### EXERCISE INSTRUCTIONS
Output each line of the material exactly as it stands.

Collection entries
· · ·

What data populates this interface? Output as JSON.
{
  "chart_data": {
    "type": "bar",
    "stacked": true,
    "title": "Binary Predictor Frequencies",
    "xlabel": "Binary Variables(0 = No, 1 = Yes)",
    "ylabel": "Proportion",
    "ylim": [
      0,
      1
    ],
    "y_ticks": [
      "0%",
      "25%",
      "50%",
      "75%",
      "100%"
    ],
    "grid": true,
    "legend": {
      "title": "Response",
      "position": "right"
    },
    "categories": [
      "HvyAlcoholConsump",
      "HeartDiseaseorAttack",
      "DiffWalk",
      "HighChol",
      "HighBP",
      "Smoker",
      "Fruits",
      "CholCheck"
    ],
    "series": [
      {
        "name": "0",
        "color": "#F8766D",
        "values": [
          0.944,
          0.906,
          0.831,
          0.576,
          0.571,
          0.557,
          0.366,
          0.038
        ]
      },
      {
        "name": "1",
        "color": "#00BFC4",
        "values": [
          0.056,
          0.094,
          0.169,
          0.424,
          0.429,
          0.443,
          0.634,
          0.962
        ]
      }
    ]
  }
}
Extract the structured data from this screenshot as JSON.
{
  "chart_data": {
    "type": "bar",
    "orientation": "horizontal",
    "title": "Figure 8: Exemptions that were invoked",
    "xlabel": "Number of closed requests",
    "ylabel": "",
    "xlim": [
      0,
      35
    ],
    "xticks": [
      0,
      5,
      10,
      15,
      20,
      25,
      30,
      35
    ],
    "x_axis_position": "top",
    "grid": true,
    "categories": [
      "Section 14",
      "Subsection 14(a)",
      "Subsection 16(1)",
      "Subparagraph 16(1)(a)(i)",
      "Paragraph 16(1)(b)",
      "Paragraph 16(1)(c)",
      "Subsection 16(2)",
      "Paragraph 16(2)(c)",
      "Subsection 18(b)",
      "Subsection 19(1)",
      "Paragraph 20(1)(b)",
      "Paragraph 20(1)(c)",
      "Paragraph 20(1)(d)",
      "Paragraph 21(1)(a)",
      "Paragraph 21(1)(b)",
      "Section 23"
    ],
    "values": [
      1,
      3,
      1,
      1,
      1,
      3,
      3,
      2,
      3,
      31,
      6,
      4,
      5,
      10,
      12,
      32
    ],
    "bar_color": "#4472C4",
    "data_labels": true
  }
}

· · ·

### SOLUTION
What data populates this interface? Output as JSON.
{
  "chart_data": {
    "type": "bar",
    "stacked": true,
    "title": "Binary Predictor Frequencies",
    "xlabel": "Binary Variables(0 = No, 1 = Yes)",
    "ylabel": "Proportion",
    "ylim": [
      0,
      1
    ],
    "y_ticks": [
      "0%",
      "25%",
      "50%",
      "75%",
      "100%"
    ],
    "grid": true,
    "legend": {
      "title": "Response",
      "position": "right"
    },
    "categories": [
      "HvyAlcoholConsump",
      "HeartDiseaseorAttack",
      "DiffWalk",
      "HighChol",
      "HighBP",
      "Smoker",
      "Fruits",
      "CholCheck"
    ],
    "series": [
      {
        "name": "0",
        "color": "#F8766D",
        "values": [
          0.944,
          0.906,
          0.831,
          0.576,
          0.571,
          0.557,
          0.366,
          0.038
        ]
      },
      {
        "name": "1",
        "color": "#00BFC4",
        "values": [
          0.056,
          0.094,
          0.169,
          0.424,
          0.429,
          0.443,
          0.634,
          0.962
        ]
      }
    ]
  }
}
Extract the structured data from this screenshot as JSON.
{
  "chart_data": {
    "type": "bar",
    "orientation": "horizontal",
    "title": "Figure 8: Exemptions that were invoked",
    "xlabel": "Number of closed requests",
    "ylabel": "",
    "xlim": [
      0,
      35
    ],
    "xticks": [
      0,
      5,
      10,
      15,
      20,
      25,
      30,
      35
    ],
    "x_axis_position": "top",
    "grid": true,
    "categories": [
      "Section 14",
      "Subsection 14(a)",
      "Subsection 16(1)",
      "Subparagraph 16(1)(a)(i)",
      "Paragraph 16(1)(b)",
      "Paragraph 16(1)(c)",
      "Subsection 16(2)",
      "Paragraph 16(2)(c)",
      "Subsection 18(b)",
      "Subsection 19(1)",
      "Paragraph 20(1)(b)",
      "Paragraph 20(1)(c)",
      "Paragraph 20(1)(d)",
      "Paragraph 21(1)(a)",
      "Paragraph 21(1)(b)",
      "Section 23"
    ],
    "values": [
      1,
      3,
      1,
      1,
      1,
      3,
      3,
      2,
      3,
      31,
      6,
      4,
      5,
      10,
      12,
      32
    ],
    "bar_color": "#4472C4",
    "data_labels": true
  }
}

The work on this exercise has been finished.